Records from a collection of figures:

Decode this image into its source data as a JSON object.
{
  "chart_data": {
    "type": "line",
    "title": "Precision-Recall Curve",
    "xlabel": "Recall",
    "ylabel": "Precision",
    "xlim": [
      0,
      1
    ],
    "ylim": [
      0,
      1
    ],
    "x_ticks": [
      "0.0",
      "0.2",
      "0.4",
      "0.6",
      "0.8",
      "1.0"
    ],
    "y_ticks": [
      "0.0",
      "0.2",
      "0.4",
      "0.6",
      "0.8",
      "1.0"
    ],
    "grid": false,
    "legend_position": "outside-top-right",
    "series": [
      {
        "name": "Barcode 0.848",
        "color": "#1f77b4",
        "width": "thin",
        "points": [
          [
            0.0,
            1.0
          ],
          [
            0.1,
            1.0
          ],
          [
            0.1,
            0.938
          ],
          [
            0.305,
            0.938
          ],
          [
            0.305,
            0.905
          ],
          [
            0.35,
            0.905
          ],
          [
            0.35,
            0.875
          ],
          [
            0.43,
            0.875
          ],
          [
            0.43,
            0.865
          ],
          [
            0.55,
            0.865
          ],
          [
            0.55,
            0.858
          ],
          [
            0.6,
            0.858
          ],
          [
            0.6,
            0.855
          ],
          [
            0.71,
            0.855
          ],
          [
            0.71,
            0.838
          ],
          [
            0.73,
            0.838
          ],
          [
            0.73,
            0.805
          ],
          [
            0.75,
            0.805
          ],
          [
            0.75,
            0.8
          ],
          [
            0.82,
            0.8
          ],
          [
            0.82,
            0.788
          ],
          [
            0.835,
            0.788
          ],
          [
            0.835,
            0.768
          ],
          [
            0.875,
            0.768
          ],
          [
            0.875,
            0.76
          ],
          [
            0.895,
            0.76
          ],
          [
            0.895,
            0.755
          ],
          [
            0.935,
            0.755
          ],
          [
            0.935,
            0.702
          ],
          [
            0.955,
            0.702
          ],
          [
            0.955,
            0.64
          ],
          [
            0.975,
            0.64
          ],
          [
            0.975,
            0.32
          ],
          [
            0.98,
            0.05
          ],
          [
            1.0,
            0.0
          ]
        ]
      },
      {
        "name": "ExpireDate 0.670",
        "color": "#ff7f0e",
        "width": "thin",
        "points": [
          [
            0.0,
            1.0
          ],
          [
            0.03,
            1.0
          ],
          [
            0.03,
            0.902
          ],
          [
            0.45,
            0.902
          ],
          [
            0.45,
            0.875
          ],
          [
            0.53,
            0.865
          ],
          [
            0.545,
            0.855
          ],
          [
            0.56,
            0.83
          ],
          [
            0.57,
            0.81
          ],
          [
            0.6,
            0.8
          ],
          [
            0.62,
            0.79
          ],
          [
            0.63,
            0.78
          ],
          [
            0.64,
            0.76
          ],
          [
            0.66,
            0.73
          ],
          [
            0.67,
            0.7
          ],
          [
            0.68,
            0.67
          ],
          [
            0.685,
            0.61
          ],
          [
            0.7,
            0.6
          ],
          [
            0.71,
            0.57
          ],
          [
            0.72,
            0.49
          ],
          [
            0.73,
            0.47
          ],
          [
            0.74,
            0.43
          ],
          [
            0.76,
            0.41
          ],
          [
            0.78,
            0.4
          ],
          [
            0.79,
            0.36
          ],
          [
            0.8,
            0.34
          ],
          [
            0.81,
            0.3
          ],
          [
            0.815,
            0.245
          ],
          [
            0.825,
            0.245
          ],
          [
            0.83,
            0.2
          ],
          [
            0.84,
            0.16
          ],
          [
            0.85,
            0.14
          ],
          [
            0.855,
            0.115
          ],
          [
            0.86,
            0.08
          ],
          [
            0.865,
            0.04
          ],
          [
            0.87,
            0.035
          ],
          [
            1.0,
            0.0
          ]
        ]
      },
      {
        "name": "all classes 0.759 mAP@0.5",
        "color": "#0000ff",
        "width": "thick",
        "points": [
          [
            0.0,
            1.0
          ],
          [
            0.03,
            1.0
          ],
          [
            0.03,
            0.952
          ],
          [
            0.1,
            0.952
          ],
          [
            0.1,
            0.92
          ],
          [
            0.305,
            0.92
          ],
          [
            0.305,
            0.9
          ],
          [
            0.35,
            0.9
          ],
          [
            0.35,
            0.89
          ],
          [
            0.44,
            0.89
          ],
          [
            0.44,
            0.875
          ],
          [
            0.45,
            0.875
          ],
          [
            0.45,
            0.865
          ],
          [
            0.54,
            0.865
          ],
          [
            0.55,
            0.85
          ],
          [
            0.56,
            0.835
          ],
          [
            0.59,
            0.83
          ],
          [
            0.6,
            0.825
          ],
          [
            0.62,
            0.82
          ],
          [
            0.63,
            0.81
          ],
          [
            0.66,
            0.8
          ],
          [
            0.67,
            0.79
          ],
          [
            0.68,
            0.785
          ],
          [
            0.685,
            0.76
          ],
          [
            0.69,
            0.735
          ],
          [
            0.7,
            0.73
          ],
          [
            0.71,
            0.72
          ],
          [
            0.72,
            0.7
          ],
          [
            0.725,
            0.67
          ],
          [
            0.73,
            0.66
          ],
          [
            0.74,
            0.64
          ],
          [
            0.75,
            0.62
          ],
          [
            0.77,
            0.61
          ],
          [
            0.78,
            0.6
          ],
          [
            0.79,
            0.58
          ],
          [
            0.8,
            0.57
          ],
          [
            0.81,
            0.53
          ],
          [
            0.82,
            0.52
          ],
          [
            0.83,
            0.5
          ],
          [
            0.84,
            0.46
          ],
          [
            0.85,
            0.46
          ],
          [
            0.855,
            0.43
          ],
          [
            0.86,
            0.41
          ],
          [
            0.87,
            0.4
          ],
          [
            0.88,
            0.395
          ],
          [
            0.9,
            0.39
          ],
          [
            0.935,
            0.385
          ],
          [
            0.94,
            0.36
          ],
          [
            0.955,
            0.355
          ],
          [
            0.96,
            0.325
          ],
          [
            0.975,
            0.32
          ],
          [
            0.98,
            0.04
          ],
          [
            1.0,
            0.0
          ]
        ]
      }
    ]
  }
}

PROBLEM DESCRIPTION: Look through the entries above and report each line where the string "color" occurs.

SOLUTION TO THIS TASK:
        "color": "#1f77b4",
        "color": "#ff7f0e",
        "color": "#0000ff",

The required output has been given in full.